__Your instructions__: An exact copy of all the data is required, with pictures left out.

__Extracted data__:

────────

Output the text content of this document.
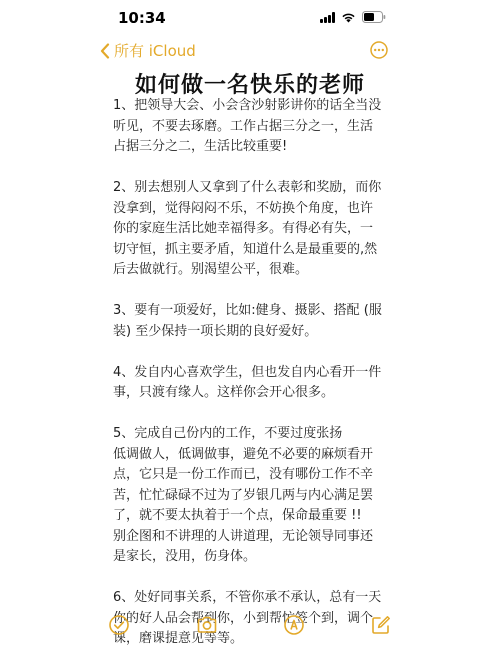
10:34
所有 iCloud
如何做一名快乐的老师
1、把领导大会、小会含沙射影讲你的话全当没
听见，不要去琢磨。工作占据三分之一，生活
占据三分之二，生活比较重要!
2、别去想别人又拿到了什么表彰和奖励，而你
没拿到，觉得闷闷不乐，不妨换个角度，也许
你的家庭生活比她幸福得多。有得必有失，一
切守恒，抓主要矛盾，知道什么是最重要的,然
后去做就行。别渴望公平，很难。
3、要有一项爱好，比如:健身、摄影、搭配 (服
装) 至少保持一项长期的良好爱好。
4、发自内心喜欢学生，但也发自内心看开一件
事，只渡有缘人。这样你会开心很多。
5、完成自己份内的工作，不要过度张扬
低调做人，低调做事，避免不必要的麻烦看开
点，它只是一份工作而已，没有哪份工作不辛
苦，忙忙碌碌不过为了岁银几两与内心满足罢
了，就不要太执着于一个点，保命最重要 !!
别企图和不讲理的人讲道理，无论领导同事还
是家长，没用，伤身体。
6、处好同事关系，不管你承不承认，总有一天
你的好人品会帮到你，小到帮忙签个到，调个
课，磨课提意见等等。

────────

__The reply__:
Output the text content of this document.
10:34
所有 iCloud
如何做一名快乐的老师
1、把领导大会、小会含沙射影讲你的话全当没
听见，不要去琢磨。工作占据三分之一，生活
占据三分之二，生活比较重要!
2、别去想别人又拿到了什么表彰和奖励，而你
没拿到，觉得闷闷不乐，不妨换个角度，也许
你的家庭生活比她幸福得多。有得必有失，一
切守恒，抓主要矛盾，知道什么是最重要的,然
后去做就行。别渴望公平，很难。
3、要有一项爱好，比如:健身、摄影、搭配 (服
装) 至少保持一项长期的良好爱好。
4、发自内心喜欢学生，但也发自内心看开一件
事，只渡有缘人。这样你会开心很多。
5、完成自己份内的工作，不要过度张扬
低调做人，低调做事，避免不必要的麻烦看开
点，它只是一份工作而已，没有哪份工作不辛
苦，忙忙碌碌不过为了岁银几两与内心满足罢
了，就不要太执着于一个点，保命最重要 !!
别企图和不讲理的人讲道理，无论领导同事还
是家长，没用，伤身体。
6、处好同事关系，不管你承不承认，总有一天
你的好人品会帮到你，小到帮忙签个到，调个
课，磨课提意见等等。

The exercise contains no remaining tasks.